Given request >>
Copy the rows from the line containing "Localize all elements." through the line containing "thumbnail-5[interactable] — [131, 184, 167, 224]", inclusive, omitting the picture.

Dataset content >>
- - -
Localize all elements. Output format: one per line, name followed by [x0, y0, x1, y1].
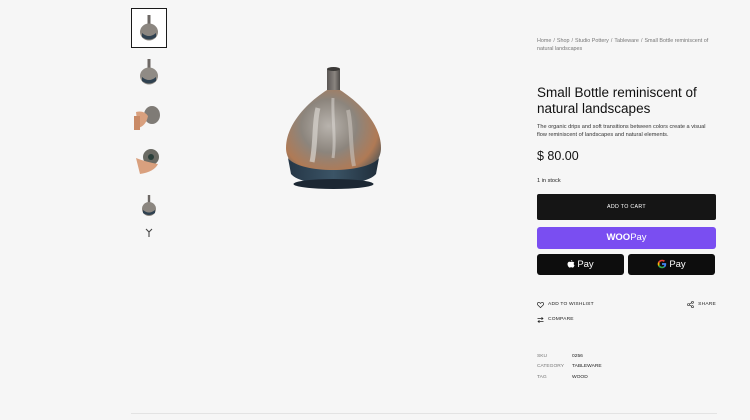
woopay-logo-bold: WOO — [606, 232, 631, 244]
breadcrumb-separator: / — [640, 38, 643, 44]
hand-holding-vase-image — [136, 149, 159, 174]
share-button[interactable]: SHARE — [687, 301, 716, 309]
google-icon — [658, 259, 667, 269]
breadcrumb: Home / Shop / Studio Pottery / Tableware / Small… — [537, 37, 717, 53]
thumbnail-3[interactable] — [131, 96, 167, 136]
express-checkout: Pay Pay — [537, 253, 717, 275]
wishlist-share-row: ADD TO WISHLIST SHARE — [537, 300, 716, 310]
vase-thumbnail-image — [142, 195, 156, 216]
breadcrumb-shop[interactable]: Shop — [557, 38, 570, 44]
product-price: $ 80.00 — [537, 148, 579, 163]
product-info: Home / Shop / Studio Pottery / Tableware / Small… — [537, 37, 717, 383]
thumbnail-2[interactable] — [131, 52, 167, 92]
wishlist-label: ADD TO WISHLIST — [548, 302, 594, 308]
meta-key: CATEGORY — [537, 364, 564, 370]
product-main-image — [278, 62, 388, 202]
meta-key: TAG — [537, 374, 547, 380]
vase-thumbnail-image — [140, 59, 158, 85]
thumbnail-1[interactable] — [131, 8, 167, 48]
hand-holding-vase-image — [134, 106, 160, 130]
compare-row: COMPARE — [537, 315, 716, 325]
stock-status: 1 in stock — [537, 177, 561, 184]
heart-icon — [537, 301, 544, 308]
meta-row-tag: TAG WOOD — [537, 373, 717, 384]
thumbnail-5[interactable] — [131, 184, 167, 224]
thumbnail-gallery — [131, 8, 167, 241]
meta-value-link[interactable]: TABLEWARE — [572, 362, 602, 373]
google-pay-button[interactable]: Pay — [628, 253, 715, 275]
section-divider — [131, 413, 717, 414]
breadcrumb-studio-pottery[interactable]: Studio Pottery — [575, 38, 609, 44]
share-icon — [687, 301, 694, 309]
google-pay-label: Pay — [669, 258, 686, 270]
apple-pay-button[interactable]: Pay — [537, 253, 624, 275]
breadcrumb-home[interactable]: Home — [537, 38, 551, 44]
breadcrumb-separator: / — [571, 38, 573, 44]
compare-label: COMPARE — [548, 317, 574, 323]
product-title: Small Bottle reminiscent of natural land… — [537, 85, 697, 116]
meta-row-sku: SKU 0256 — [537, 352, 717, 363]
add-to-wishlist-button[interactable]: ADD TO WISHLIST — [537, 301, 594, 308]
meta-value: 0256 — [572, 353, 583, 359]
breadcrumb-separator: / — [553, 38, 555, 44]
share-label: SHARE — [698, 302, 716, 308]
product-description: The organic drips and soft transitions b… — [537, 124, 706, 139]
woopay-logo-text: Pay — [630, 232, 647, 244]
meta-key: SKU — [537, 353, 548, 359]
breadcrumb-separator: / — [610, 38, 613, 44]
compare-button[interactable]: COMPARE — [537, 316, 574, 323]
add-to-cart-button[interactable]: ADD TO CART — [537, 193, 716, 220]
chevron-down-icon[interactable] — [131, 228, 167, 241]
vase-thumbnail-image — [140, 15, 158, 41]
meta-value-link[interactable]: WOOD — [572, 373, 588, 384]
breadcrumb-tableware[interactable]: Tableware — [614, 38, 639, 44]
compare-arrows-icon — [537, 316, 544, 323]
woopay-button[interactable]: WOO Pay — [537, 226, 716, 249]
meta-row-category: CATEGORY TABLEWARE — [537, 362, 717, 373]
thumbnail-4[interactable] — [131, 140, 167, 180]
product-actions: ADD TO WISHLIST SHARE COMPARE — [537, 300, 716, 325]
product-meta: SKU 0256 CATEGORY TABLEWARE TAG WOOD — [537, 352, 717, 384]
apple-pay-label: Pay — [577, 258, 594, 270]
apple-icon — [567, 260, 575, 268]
- - -
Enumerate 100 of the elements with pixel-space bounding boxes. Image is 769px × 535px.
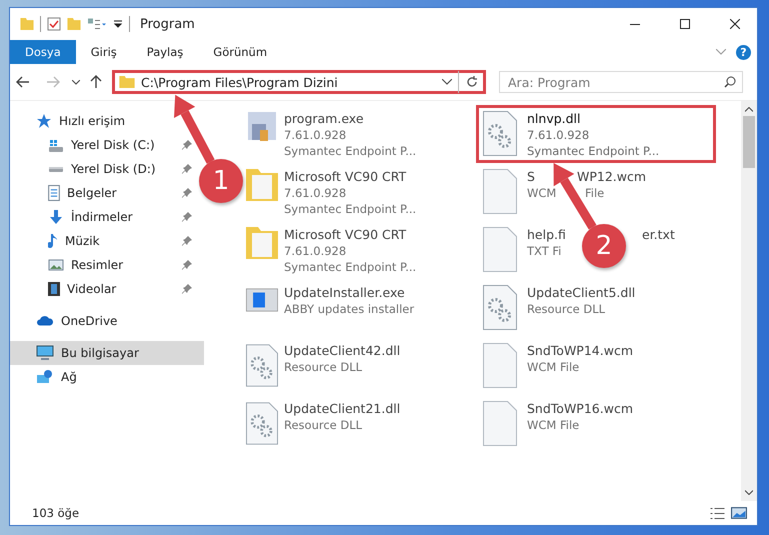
- - -
Output below >>
Localize all elements. Output format: one per line, name followed by [x0, y0, x1, y1].
woopay-logo-bold: WOO — [606, 232, 631, 244]
breadcrumb-separator: / — [640, 38, 643, 44]
hand-holding-vase-image — [136, 149, 159, 174]
share-button[interactable]: SHARE — [687, 301, 716, 309]
google-icon — [658, 259, 667, 269]
breadcrumb: Home / Shop / Studio Pottery / Tableware / Small… — [537, 37, 717, 53]
thumbnail-3[interactable] — [131, 96, 167, 136]
express-checkout: Pay Pay — [537, 253, 717, 275]
wishlist-share-row: ADD TO WISHLIST SHARE — [537, 300, 716, 310]
vase-thumbnail-image — [142, 195, 156, 216]
breadcrumb-shop[interactable]: Shop — [557, 38, 570, 44]
product-price: $ 80.00 — [537, 148, 579, 163]
product-info: Home / Shop / Studio Pottery / Tableware / Small… — [537, 37, 717, 383]
thumbnail-2[interactable] — [131, 52, 167, 92]
wishlist-label: ADD TO WISHLIST — [548, 302, 594, 308]
meta-key: CATEGORY — [537, 364, 564, 370]
product-main-image — [278, 62, 388, 202]
meta-key: TAG — [537, 374, 547, 380]
vase-thumbnail-image — [140, 59, 158, 85]
thumbnail-1[interactable] — [131, 8, 167, 48]
hand-holding-vase-image — [134, 106, 160, 130]
compare-row: COMPARE — [537, 315, 716, 325]
stock-status: 1 in stock — [537, 177, 561, 184]
heart-icon — [537, 301, 544, 308]
meta-row-tag: TAG WOOD — [537, 373, 717, 384]
thumbnail-5[interactable] — [131, 184, 167, 224]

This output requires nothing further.